Begin INPUT RECORDS

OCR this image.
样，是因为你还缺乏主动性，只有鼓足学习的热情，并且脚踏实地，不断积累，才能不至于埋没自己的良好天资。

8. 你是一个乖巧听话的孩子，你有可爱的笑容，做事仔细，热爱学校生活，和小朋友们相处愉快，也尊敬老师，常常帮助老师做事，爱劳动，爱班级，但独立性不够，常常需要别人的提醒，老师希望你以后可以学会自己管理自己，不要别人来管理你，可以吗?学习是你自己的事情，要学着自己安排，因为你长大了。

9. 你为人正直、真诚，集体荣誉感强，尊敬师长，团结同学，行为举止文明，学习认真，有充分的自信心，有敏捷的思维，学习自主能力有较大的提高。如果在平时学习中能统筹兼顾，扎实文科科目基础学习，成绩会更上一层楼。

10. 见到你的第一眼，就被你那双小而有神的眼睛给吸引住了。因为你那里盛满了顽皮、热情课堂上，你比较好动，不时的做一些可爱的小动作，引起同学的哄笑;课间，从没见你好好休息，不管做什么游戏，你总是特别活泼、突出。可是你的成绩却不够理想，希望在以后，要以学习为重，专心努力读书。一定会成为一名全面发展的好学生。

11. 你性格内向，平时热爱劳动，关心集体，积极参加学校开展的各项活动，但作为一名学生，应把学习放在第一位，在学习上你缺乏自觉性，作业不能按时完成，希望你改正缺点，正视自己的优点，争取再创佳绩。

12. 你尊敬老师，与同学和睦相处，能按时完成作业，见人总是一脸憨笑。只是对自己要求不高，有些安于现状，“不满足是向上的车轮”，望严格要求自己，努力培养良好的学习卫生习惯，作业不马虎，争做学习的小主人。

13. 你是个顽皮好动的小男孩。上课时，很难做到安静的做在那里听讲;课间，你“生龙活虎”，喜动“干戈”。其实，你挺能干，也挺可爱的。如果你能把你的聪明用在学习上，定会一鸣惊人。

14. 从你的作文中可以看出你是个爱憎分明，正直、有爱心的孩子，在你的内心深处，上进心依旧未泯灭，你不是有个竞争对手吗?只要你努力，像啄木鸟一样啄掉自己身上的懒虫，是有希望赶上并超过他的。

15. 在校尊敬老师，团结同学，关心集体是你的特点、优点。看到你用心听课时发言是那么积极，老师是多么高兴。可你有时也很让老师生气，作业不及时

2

End INPUT RECORDS

WHAT NEEDS TO BE DONE >>
Each record above should be restated word for word.

FINAL RESULT >>
OCR this image.
样，是因为你还缺乏主动性，只有鼓足学习的热情，并且脚踏实地，不断积累，才能不至于埋没自己的良好天资。

8. 你是一个乖巧听话的孩子，你有可爱的笑容，做事仔细，热爱学校生活，和小朋友们相处愉快，也尊敬老师，常常帮助老师做事，爱劳动，爱班级，但独立性不够，常常需要别人的提醒，老师希望你以后可以学会自己管理自己，不要别人来管理你，可以吗?学习是你自己的事情，要学着自己安排，因为你长大了。

9. 你为人正直、真诚，集体荣誉感强，尊敬师长，团结同学，行为举止文明，学习认真，有充分的自信心，有敏捷的思维，学习自主能力有较大的提高。如果在平时学习中能统筹兼顾，扎实文科科目基础学习，成绩会更上一层楼。

10. 见到你的第一眼，就被你那双小而有神的眼睛给吸引住了。因为你那里盛满了顽皮、热情课堂上，你比较好动，不时的做一些可爱的小动作，引起同学的哄笑;课间，从没见你好好休息，不管做什么游戏，你总是特别活泼、突出。可是你的成绩却不够理想，希望在以后，要以学习为重，专心努力读书。一定会成为一名全面发展的好学生。

11. 你性格内向，平时热爱劳动，关心集体，积极参加学校开展的各项活动，但作为一名学生，应把学习放在第一位，在学习上你缺乏自觉性，作业不能按时完成，希望你改正缺点，正视自己的优点，争取再创佳绩。

12. 你尊敬老师，与同学和睦相处，能按时完成作业，见人总是一脸憨笑。只是对自己要求不高，有些安于现状，“不满足是向上的车轮”，望严格要求自己，努力培养良好的学习卫生习惯，作业不马虎，争做学习的小主人。

13. 你是个顽皮好动的小男孩。上课时，很难做到安静的做在那里听讲;课间，你“生龙活虎”，喜动“干戈”。其实，你挺能干，也挺可爱的。如果你能把你的聪明用在学习上，定会一鸣惊人。

14. 从你的作文中可以看出你是个爱憎分明，正直、有爱心的孩子，在你的内心深处，上进心依旧未泯灭，你不是有个竞争对手吗?只要你努力，像啄木鸟一样啄掉自己身上的懒虫，是有希望赶上并超过他的。

15. 在校尊敬老师，团结同学，关心集体是你的特点、优点。看到你用心听课时发言是那么积极，老师是多么高兴。可你有时也很让老师生气，作业不及时

2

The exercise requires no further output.